Source records
┏━━

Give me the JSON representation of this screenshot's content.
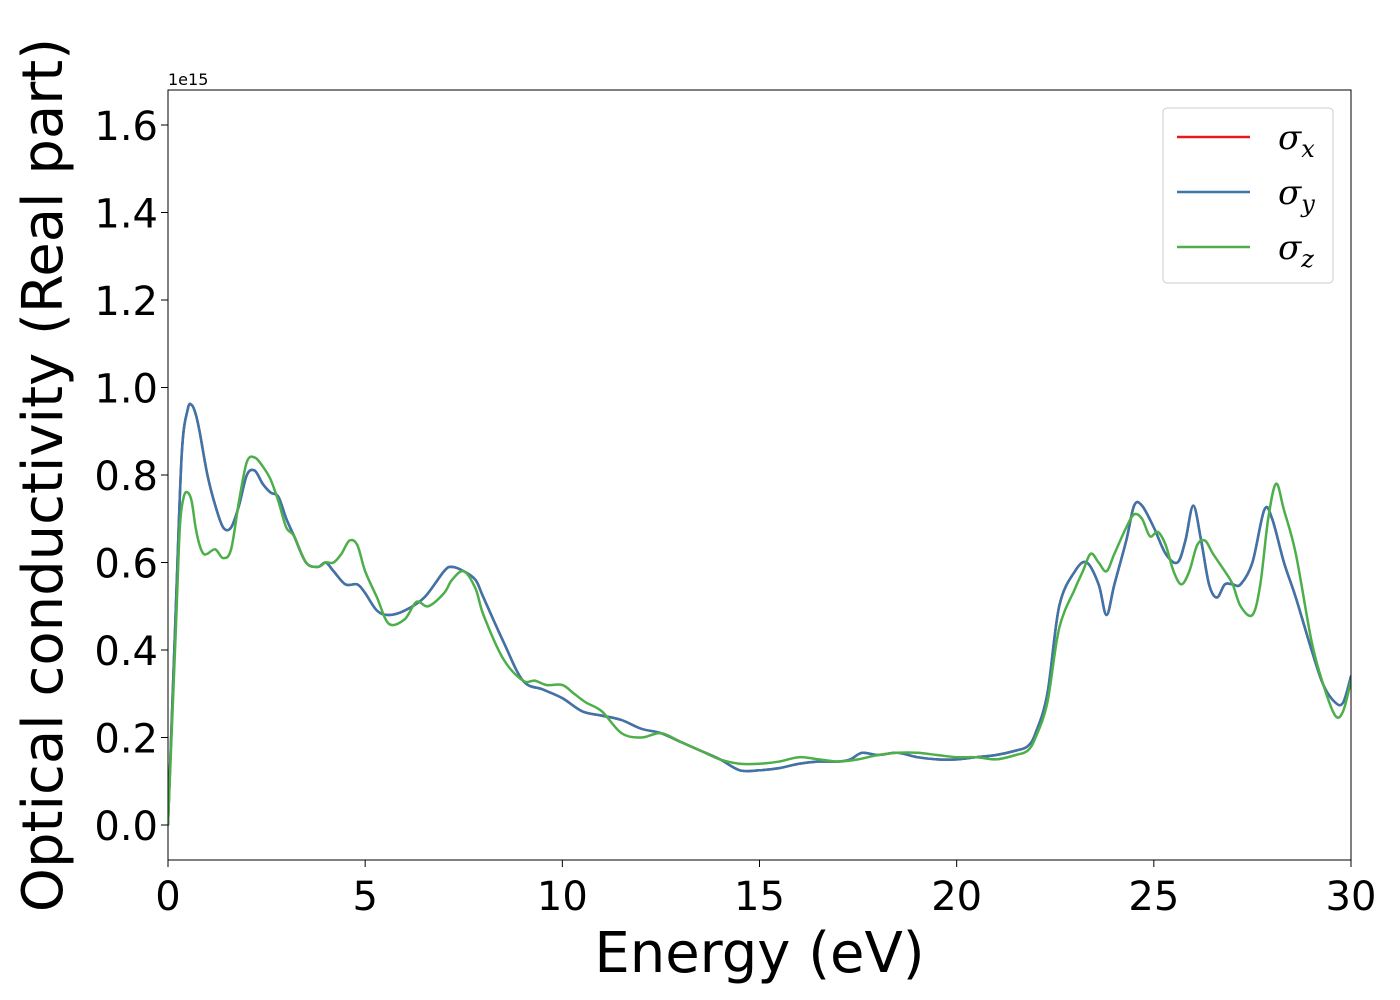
{
  "chart_data": {
    "type": "line",
    "title": "",
    "xlabel": "Energy (eV)",
    "ylabel": "Optical conductivity (Real part)",
    "y_offset_label": "1e15",
    "xlim": [
      0,
      30
    ],
    "ylim": [
      -0.08,
      1.68
    ],
    "x_ticks": [
      0,
      5,
      10,
      15,
      20,
      25,
      30
    ],
    "y_ticks": [
      0.0,
      0.2,
      0.4,
      0.6,
      0.8,
      1.0,
      1.2,
      1.4,
      1.6
    ],
    "x_tick_labels": [
      "0",
      "5",
      "10",
      "15",
      "20",
      "25",
      "30"
    ],
    "y_tick_labels": [
      "0.0",
      "0.2",
      "0.4",
      "0.6",
      "0.8",
      "1.0",
      "1.2",
      "1.4",
      "1.6"
    ],
    "grid": false,
    "legend_position": "top-right",
    "series": [
      {
        "name": "σx",
        "symbol": "σ",
        "subscript": "x",
        "color": "#e41a1c",
        "x": [
          0,
          0.2,
          0.35,
          0.5,
          0.6,
          0.7,
          0.8,
          1.0,
          1.2,
          1.4,
          1.6,
          1.8,
          2.0,
          2.2,
          2.4,
          2.6,
          2.8,
          3.0,
          3.2,
          3.5,
          3.8,
          4.0,
          4.2,
          4.5,
          4.8,
          5.0,
          5.3,
          5.6,
          6.0,
          6.5,
          7.0,
          7.2,
          7.5,
          7.8,
          8.0,
          8.5,
          9.0,
          9.5,
          10.0,
          10.5,
          11.0,
          11.5,
          12.0,
          12.5,
          13.0,
          13.5,
          14.0,
          14.5,
          15.0,
          15.5,
          16.0,
          16.5,
          17.0,
          17.3,
          17.6,
          18.0,
          18.5,
          19.0,
          19.5,
          20.0,
          20.5,
          21.0,
          21.5,
          21.8,
          22.0,
          22.3,
          22.6,
          23.0,
          23.3,
          23.6,
          23.8,
          24.0,
          24.3,
          24.5,
          24.7,
          25.0,
          25.3,
          25.6,
          25.8,
          26.0,
          26.2,
          26.4,
          26.6,
          26.8,
          27.0,
          27.2,
          27.5,
          27.8,
          28.0,
          28.3,
          28.6,
          29.0,
          29.3,
          29.6,
          29.8,
          30.0
        ],
        "y": [
          0.0,
          0.5,
          0.85,
          0.95,
          0.96,
          0.94,
          0.9,
          0.8,
          0.73,
          0.68,
          0.68,
          0.73,
          0.8,
          0.81,
          0.78,
          0.76,
          0.75,
          0.7,
          0.66,
          0.6,
          0.59,
          0.6,
          0.58,
          0.55,
          0.55,
          0.53,
          0.49,
          0.48,
          0.49,
          0.52,
          0.58,
          0.59,
          0.58,
          0.56,
          0.52,
          0.42,
          0.33,
          0.31,
          0.29,
          0.26,
          0.25,
          0.24,
          0.22,
          0.21,
          0.19,
          0.17,
          0.15,
          0.125,
          0.125,
          0.13,
          0.14,
          0.145,
          0.145,
          0.15,
          0.165,
          0.16,
          0.165,
          0.155,
          0.15,
          0.15,
          0.155,
          0.16,
          0.17,
          0.18,
          0.21,
          0.3,
          0.5,
          0.58,
          0.6,
          0.55,
          0.48,
          0.55,
          0.65,
          0.73,
          0.73,
          0.68,
          0.62,
          0.6,
          0.65,
          0.73,
          0.65,
          0.55,
          0.52,
          0.55,
          0.55,
          0.55,
          0.6,
          0.72,
          0.7,
          0.6,
          0.52,
          0.4,
          0.32,
          0.28,
          0.28,
          0.34
        ]
      },
      {
        "name": "σy",
        "symbol": "σ",
        "subscript": "y",
        "color": "#3a76ac",
        "x": [
          0,
          0.2,
          0.35,
          0.5,
          0.6,
          0.7,
          0.8,
          1.0,
          1.2,
          1.4,
          1.6,
          1.8,
          2.0,
          2.2,
          2.4,
          2.6,
          2.8,
          3.0,
          3.2,
          3.5,
          3.8,
          4.0,
          4.2,
          4.5,
          4.8,
          5.0,
          5.3,
          5.6,
          6.0,
          6.5,
          7.0,
          7.2,
          7.5,
          7.8,
          8.0,
          8.5,
          9.0,
          9.5,
          10.0,
          10.5,
          11.0,
          11.5,
          12.0,
          12.5,
          13.0,
          13.5,
          14.0,
          14.5,
          15.0,
          15.5,
          16.0,
          16.5,
          17.0,
          17.3,
          17.6,
          18.0,
          18.5,
          19.0,
          19.5,
          20.0,
          20.5,
          21.0,
          21.5,
          21.8,
          22.0,
          22.3,
          22.6,
          23.0,
          23.3,
          23.6,
          23.8,
          24.0,
          24.3,
          24.5,
          24.7,
          25.0,
          25.3,
          25.6,
          25.8,
          26.0,
          26.2,
          26.4,
          26.6,
          26.8,
          27.0,
          27.2,
          27.5,
          27.8,
          28.0,
          28.3,
          28.6,
          29.0,
          29.3,
          29.6,
          29.8,
          30.0
        ],
        "y": [
          0.0,
          0.5,
          0.85,
          0.95,
          0.96,
          0.94,
          0.9,
          0.8,
          0.73,
          0.68,
          0.68,
          0.73,
          0.8,
          0.81,
          0.78,
          0.76,
          0.75,
          0.7,
          0.66,
          0.6,
          0.59,
          0.6,
          0.58,
          0.55,
          0.55,
          0.53,
          0.49,
          0.48,
          0.49,
          0.52,
          0.58,
          0.59,
          0.58,
          0.56,
          0.52,
          0.42,
          0.33,
          0.31,
          0.29,
          0.26,
          0.25,
          0.24,
          0.22,
          0.21,
          0.19,
          0.17,
          0.15,
          0.125,
          0.125,
          0.13,
          0.14,
          0.145,
          0.145,
          0.15,
          0.165,
          0.16,
          0.165,
          0.155,
          0.15,
          0.15,
          0.155,
          0.16,
          0.17,
          0.18,
          0.21,
          0.3,
          0.5,
          0.58,
          0.6,
          0.55,
          0.48,
          0.55,
          0.65,
          0.73,
          0.73,
          0.68,
          0.62,
          0.6,
          0.65,
          0.73,
          0.65,
          0.55,
          0.52,
          0.55,
          0.55,
          0.55,
          0.6,
          0.72,
          0.7,
          0.6,
          0.52,
          0.4,
          0.32,
          0.28,
          0.28,
          0.34
        ]
      },
      {
        "name": "σz",
        "symbol": "σ",
        "subscript": "z",
        "color": "#4daf4a",
        "x": [
          0,
          0.2,
          0.3,
          0.4,
          0.5,
          0.6,
          0.7,
          0.8,
          0.9,
          1.0,
          1.2,
          1.4,
          1.6,
          1.8,
          2.0,
          2.2,
          2.4,
          2.6,
          2.8,
          3.0,
          3.2,
          3.5,
          3.8,
          4.0,
          4.2,
          4.4,
          4.6,
          4.8,
          5.0,
          5.3,
          5.6,
          6.0,
          6.3,
          6.6,
          7.0,
          7.2,
          7.5,
          7.8,
          8.0,
          8.5,
          9.0,
          9.3,
          9.6,
          10.0,
          10.3,
          10.6,
          11.0,
          11.5,
          12.0,
          12.5,
          13.0,
          13.5,
          14.0,
          14.5,
          15.0,
          15.5,
          16.0,
          16.5,
          17.0,
          17.5,
          18.0,
          18.5,
          19.0,
          19.5,
          20.0,
          20.5,
          21.0,
          21.5,
          21.8,
          22.0,
          22.3,
          22.6,
          23.0,
          23.2,
          23.4,
          23.6,
          23.8,
          24.0,
          24.3,
          24.5,
          24.7,
          24.9,
          25.1,
          25.3,
          25.5,
          25.7,
          25.9,
          26.1,
          26.3,
          26.5,
          26.8,
          27.0,
          27.2,
          27.5,
          27.7,
          27.9,
          28.1,
          28.3,
          28.6,
          29.0,
          29.3,
          29.6,
          29.8,
          30.0
        ],
        "y": [
          0.0,
          0.45,
          0.68,
          0.75,
          0.76,
          0.74,
          0.68,
          0.64,
          0.62,
          0.62,
          0.63,
          0.61,
          0.63,
          0.74,
          0.83,
          0.84,
          0.82,
          0.79,
          0.74,
          0.68,
          0.66,
          0.6,
          0.59,
          0.6,
          0.6,
          0.62,
          0.65,
          0.64,
          0.58,
          0.52,
          0.46,
          0.47,
          0.51,
          0.5,
          0.53,
          0.56,
          0.58,
          0.54,
          0.48,
          0.38,
          0.33,
          0.33,
          0.32,
          0.32,
          0.3,
          0.28,
          0.26,
          0.21,
          0.2,
          0.21,
          0.19,
          0.17,
          0.15,
          0.14,
          0.14,
          0.145,
          0.155,
          0.15,
          0.145,
          0.15,
          0.16,
          0.165,
          0.165,
          0.16,
          0.155,
          0.155,
          0.15,
          0.16,
          0.17,
          0.2,
          0.28,
          0.45,
          0.54,
          0.58,
          0.62,
          0.6,
          0.58,
          0.62,
          0.68,
          0.71,
          0.7,
          0.66,
          0.67,
          0.64,
          0.58,
          0.55,
          0.58,
          0.64,
          0.65,
          0.62,
          0.58,
          0.55,
          0.5,
          0.48,
          0.55,
          0.7,
          0.78,
          0.72,
          0.62,
          0.42,
          0.32,
          0.25,
          0.26,
          0.33
        ]
      }
    ]
  }
}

┗━━

REQUEST ▸ Copy and report every line where the word "subscript" is present.

EXERCISE SOLUTION ▸
        "subscript": "x",
        "subscript": "y",
        "subscript": "z",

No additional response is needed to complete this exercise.